-- Short task --
In the listing below, find every line with the string "quotidiana" and pull it out.

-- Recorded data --
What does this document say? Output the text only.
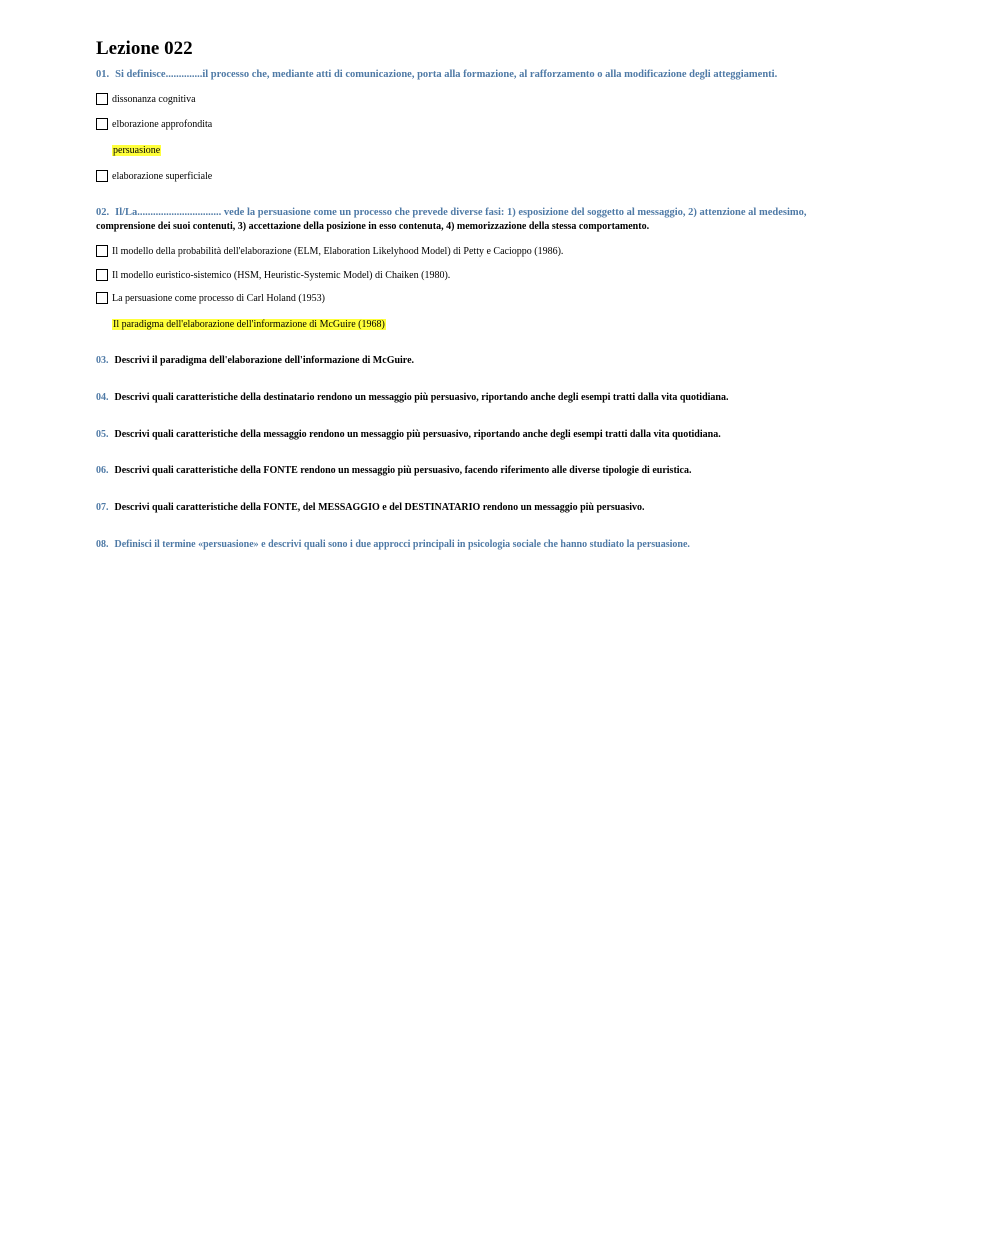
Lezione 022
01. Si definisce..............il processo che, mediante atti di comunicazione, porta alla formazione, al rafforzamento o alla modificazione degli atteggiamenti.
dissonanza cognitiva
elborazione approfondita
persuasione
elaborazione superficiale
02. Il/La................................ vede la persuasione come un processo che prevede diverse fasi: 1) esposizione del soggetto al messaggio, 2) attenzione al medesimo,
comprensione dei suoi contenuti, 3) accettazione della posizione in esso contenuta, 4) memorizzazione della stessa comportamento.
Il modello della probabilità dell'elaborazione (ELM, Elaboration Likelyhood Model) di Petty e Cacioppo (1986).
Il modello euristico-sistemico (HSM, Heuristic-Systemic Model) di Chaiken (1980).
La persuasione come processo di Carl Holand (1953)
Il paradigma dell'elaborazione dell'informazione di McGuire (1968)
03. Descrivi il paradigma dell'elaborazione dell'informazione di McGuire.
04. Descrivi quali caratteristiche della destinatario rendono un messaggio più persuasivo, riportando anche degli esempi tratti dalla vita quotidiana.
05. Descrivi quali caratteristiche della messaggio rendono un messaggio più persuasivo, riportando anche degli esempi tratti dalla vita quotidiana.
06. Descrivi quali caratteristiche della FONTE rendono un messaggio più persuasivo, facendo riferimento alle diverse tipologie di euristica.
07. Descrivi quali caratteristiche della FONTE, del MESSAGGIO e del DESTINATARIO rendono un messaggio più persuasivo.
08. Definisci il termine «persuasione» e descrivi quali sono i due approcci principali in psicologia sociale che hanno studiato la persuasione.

--

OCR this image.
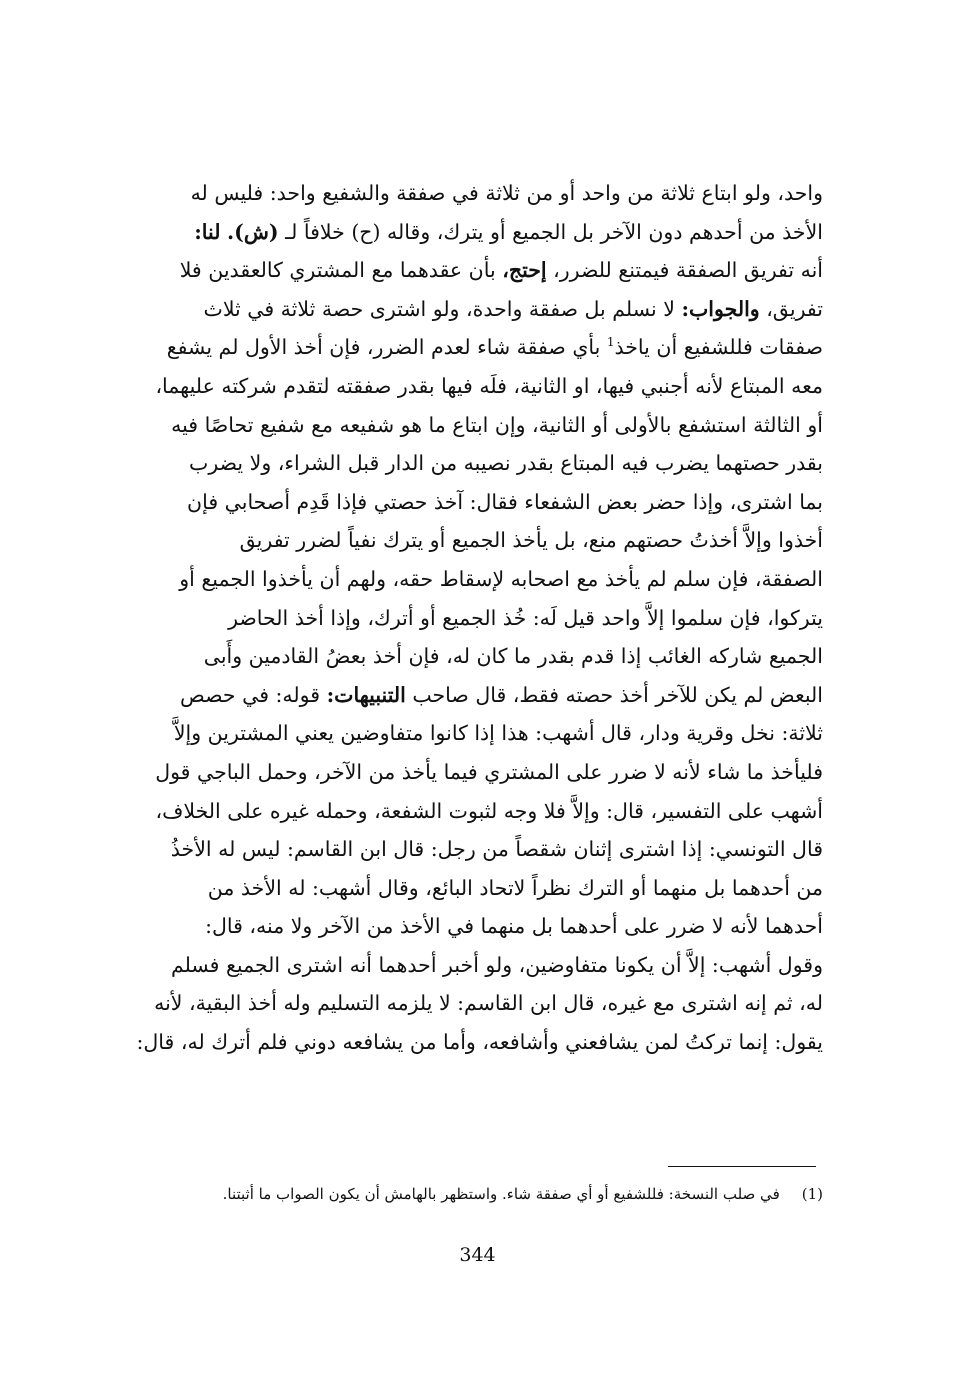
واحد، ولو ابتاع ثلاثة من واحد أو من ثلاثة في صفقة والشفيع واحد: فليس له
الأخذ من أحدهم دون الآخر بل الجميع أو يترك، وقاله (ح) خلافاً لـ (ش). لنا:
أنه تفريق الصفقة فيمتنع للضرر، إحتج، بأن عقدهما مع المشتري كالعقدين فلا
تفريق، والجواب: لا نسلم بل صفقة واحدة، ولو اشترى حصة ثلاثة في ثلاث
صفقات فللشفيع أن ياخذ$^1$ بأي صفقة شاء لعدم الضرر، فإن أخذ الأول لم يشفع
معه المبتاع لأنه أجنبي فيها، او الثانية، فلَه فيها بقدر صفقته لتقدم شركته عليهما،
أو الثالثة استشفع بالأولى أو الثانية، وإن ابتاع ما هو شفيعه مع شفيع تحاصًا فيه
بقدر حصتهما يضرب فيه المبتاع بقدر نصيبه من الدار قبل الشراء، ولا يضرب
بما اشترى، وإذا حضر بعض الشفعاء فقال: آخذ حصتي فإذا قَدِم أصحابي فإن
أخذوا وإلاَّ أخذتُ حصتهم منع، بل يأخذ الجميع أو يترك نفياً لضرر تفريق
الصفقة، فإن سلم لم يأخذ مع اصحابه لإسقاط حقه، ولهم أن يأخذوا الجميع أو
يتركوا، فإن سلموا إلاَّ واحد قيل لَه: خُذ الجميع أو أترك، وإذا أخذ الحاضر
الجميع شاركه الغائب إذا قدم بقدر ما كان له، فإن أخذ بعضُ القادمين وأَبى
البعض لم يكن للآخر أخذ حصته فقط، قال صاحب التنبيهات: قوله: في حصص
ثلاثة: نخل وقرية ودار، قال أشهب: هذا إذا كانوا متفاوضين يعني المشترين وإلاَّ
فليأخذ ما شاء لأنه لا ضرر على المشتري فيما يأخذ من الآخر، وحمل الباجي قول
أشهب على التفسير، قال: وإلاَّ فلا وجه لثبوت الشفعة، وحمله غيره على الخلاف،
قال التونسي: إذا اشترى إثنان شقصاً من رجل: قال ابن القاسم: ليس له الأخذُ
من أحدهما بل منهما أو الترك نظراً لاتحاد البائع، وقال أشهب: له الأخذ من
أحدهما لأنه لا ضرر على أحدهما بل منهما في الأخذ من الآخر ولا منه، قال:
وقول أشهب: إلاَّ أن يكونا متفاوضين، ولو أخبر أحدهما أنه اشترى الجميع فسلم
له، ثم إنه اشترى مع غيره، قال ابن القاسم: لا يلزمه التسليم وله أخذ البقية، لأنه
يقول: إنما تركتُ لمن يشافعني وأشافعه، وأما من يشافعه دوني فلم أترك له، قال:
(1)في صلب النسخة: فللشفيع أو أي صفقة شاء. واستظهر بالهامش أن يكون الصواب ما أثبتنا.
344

-- Written response --
04. Descrivi quali caratteristiche della destinatario rendono un messaggio più persuasivo, riportando anche degli esempi tratti dalla vita quotidiana.
05. Descrivi quali caratteristiche della messaggio rendono un messaggio più persuasivo, riportando anche degli esempi tratti dalla vita quotidiana.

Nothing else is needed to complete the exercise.